=== Task data ===
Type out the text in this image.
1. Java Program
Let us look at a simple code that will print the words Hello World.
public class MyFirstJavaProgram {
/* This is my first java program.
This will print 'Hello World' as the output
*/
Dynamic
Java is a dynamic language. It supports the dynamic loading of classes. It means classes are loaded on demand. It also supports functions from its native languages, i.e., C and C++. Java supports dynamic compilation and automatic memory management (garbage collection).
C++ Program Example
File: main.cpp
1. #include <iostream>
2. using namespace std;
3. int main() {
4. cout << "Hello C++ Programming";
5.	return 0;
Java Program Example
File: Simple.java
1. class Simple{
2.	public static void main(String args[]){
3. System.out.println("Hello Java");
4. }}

=== Required task ===
Show every line in the entries where the string "main" occurs.

=== Completed exercise ===
File: main.cpp
3. int main() {
2.	public static void main(String args[]){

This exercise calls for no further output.